• _TASK DIRECTIONS_
Find the string "caption" in the listing and report every line that has it.

○ ○ ○

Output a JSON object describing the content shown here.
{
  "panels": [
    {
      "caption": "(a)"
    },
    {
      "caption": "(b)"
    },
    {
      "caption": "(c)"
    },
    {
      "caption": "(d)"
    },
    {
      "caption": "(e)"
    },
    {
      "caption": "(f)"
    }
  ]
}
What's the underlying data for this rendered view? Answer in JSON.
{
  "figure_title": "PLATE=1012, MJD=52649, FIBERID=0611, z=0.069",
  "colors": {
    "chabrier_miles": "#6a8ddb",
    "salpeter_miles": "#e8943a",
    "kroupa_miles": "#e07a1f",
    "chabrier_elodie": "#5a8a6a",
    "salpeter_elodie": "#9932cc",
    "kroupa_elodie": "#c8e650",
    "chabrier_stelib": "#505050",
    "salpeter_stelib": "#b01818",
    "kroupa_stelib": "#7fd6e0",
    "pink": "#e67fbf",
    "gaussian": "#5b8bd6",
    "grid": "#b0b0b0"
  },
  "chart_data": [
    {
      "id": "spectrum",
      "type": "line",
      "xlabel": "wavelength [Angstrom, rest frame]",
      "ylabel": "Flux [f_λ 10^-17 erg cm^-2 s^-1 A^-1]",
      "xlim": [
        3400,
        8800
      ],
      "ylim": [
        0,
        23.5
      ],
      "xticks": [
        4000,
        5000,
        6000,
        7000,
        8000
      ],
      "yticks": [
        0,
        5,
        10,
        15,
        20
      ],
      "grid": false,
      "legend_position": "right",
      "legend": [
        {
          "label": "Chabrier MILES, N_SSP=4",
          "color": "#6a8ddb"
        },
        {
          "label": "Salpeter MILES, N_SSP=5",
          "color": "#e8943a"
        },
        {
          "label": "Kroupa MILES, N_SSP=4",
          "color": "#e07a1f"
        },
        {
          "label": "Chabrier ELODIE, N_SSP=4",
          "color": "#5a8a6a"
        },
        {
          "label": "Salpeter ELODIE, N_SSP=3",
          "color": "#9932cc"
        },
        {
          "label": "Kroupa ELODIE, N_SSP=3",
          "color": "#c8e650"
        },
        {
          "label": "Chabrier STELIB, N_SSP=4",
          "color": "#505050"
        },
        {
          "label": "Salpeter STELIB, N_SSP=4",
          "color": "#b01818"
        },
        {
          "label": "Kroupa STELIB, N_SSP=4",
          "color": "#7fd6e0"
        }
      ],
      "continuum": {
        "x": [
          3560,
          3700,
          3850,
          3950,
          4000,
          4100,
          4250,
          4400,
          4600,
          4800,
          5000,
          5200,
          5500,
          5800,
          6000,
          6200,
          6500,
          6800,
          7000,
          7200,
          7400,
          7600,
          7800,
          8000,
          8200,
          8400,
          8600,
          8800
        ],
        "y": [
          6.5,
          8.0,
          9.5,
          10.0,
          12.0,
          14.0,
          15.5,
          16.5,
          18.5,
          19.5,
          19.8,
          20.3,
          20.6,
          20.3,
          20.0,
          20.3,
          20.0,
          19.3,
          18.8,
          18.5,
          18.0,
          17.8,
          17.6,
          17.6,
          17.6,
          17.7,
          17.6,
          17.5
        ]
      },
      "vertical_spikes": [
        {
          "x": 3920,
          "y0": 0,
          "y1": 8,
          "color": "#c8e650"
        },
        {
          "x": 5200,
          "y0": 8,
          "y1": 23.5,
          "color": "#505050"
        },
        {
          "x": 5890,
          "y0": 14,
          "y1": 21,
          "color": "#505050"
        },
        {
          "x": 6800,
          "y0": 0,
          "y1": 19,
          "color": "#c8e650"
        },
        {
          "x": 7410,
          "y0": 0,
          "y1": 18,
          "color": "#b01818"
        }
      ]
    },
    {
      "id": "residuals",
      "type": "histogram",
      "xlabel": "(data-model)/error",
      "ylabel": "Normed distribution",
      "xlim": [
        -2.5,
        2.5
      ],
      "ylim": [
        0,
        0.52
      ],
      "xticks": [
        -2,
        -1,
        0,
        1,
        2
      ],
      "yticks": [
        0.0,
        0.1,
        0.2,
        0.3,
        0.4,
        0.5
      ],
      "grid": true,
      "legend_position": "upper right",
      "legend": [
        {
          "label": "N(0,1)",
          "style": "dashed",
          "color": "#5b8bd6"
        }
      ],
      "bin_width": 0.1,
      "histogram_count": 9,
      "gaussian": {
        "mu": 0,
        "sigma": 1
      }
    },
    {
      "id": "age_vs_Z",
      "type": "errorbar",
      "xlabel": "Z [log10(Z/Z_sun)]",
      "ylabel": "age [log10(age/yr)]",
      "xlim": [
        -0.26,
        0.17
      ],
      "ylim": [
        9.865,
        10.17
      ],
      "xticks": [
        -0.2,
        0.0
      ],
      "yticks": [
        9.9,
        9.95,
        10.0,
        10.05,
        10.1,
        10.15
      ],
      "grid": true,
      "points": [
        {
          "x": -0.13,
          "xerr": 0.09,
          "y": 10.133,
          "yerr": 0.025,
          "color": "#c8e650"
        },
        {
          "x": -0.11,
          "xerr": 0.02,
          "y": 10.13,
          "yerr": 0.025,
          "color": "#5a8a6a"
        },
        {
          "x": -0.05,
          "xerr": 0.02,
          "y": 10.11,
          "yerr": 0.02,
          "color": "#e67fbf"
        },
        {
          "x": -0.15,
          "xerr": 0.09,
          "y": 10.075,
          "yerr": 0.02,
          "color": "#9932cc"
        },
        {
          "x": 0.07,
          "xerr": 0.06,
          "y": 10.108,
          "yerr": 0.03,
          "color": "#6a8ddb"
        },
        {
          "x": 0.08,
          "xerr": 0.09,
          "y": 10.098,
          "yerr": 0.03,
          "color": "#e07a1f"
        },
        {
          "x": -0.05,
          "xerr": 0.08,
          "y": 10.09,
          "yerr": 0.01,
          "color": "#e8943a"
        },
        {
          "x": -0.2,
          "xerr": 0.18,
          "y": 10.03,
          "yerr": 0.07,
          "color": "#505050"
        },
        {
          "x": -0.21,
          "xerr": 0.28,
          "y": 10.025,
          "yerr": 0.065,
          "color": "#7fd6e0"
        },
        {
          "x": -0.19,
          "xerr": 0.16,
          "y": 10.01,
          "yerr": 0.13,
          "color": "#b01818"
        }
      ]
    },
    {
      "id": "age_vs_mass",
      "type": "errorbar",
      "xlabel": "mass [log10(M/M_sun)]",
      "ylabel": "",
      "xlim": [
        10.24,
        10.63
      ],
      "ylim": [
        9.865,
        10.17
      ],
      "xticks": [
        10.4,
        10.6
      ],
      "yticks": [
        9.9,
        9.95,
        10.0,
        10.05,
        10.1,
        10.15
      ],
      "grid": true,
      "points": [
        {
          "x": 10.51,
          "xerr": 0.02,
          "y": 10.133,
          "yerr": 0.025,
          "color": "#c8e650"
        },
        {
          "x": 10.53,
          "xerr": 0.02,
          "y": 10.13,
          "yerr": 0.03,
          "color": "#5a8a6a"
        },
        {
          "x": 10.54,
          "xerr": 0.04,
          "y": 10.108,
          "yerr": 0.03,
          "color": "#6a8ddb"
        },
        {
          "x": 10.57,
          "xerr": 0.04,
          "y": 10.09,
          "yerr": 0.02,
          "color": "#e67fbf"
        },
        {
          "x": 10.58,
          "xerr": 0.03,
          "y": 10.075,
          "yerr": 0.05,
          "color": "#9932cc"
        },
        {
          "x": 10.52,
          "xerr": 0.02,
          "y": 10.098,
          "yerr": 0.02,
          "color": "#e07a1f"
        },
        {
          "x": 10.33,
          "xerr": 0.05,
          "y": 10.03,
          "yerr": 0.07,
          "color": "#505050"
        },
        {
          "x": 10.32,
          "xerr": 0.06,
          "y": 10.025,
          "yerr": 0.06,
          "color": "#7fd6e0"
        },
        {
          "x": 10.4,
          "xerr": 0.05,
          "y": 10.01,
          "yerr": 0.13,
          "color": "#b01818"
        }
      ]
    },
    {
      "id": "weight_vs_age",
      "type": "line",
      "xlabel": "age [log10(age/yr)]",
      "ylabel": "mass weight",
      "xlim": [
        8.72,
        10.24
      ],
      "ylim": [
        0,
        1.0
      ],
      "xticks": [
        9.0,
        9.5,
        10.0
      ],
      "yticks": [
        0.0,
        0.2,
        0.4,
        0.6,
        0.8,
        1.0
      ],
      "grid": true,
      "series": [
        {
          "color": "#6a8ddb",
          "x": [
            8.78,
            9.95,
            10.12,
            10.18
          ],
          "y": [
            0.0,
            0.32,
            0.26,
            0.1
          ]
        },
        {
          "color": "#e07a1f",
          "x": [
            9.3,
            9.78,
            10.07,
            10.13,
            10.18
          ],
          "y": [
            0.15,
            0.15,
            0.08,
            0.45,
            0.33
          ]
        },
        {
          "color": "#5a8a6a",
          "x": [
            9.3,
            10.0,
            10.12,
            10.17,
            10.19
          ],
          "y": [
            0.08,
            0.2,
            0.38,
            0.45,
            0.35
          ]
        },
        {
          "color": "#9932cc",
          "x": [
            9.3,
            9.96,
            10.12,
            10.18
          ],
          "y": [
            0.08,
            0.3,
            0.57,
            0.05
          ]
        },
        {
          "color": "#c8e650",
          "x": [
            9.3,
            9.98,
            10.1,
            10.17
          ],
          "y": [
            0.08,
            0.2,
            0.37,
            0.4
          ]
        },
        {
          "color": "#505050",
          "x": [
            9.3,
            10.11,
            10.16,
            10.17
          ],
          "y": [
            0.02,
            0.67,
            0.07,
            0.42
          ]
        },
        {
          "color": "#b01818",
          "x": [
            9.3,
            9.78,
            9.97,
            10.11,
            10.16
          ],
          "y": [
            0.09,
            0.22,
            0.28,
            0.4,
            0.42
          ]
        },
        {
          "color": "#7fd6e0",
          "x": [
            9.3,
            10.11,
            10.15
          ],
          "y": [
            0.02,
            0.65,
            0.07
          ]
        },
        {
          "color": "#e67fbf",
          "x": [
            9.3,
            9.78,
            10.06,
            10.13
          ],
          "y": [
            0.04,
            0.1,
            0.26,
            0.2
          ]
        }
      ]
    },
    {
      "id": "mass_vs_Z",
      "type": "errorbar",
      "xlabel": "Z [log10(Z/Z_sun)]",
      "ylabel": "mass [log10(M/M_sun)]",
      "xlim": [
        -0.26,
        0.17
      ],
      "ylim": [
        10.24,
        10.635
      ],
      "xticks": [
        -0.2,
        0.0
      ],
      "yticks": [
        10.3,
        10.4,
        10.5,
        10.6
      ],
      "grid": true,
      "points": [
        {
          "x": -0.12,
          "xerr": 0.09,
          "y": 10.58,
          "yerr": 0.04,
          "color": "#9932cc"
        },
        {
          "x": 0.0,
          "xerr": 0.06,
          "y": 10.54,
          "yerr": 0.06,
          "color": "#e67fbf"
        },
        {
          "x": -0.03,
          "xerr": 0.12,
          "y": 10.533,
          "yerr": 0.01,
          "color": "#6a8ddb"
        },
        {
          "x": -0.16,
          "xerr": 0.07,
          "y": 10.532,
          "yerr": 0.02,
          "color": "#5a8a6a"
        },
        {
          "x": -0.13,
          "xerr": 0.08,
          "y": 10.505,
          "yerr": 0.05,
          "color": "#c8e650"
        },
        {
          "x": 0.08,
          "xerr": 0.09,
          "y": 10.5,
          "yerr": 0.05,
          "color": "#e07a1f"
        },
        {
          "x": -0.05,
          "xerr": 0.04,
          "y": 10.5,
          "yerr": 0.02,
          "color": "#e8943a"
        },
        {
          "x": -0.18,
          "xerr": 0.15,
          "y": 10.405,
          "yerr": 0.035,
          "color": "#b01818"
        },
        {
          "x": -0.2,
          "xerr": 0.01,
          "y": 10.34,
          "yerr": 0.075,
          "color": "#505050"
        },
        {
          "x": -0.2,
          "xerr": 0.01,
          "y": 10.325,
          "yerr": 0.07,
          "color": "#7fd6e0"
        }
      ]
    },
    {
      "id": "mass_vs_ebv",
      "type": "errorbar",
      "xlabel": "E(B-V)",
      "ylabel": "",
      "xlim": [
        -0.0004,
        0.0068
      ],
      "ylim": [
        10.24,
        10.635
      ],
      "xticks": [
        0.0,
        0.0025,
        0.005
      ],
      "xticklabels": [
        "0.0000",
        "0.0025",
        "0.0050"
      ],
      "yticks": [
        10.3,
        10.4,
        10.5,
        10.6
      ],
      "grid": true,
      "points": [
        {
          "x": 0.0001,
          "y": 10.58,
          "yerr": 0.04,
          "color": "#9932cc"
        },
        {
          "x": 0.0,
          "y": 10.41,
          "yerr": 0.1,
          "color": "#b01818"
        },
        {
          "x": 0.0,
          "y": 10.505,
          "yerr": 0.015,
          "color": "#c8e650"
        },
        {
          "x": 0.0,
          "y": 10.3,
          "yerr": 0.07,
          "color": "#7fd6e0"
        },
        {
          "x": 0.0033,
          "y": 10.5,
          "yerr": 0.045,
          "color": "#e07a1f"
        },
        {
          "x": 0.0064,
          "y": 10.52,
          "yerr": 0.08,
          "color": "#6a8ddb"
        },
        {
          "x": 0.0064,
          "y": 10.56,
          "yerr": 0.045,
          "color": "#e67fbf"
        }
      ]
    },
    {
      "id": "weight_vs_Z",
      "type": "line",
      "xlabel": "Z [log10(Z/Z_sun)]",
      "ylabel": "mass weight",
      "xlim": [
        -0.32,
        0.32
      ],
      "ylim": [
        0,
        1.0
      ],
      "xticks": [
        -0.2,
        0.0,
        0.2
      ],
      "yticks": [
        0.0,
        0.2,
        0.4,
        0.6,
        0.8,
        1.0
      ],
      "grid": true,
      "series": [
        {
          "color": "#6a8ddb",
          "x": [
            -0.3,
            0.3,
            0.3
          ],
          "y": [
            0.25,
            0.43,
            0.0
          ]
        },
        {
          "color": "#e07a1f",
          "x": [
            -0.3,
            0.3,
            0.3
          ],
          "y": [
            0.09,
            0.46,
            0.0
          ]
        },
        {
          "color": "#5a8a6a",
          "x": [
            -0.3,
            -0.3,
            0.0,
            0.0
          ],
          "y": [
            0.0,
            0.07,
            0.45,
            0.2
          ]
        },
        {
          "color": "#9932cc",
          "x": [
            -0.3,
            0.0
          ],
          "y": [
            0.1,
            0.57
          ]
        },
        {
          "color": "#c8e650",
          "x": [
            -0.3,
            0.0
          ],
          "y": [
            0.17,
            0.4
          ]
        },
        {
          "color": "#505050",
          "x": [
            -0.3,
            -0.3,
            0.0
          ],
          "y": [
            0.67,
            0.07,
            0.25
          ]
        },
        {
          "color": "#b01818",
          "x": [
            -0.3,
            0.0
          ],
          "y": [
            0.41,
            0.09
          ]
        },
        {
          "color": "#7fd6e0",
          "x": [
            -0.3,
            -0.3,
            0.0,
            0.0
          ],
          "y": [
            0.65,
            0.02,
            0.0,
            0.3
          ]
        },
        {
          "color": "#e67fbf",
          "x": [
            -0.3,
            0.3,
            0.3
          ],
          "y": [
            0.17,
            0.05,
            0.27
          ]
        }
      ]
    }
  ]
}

○ ○ ○

• _SOLUTION TO THIS TASK_
      "caption": "(a)"
      "caption": "(b)"
      "caption": "(c)"
      "caption": "(d)"
      "caption": "(e)"
      "caption": "(f)"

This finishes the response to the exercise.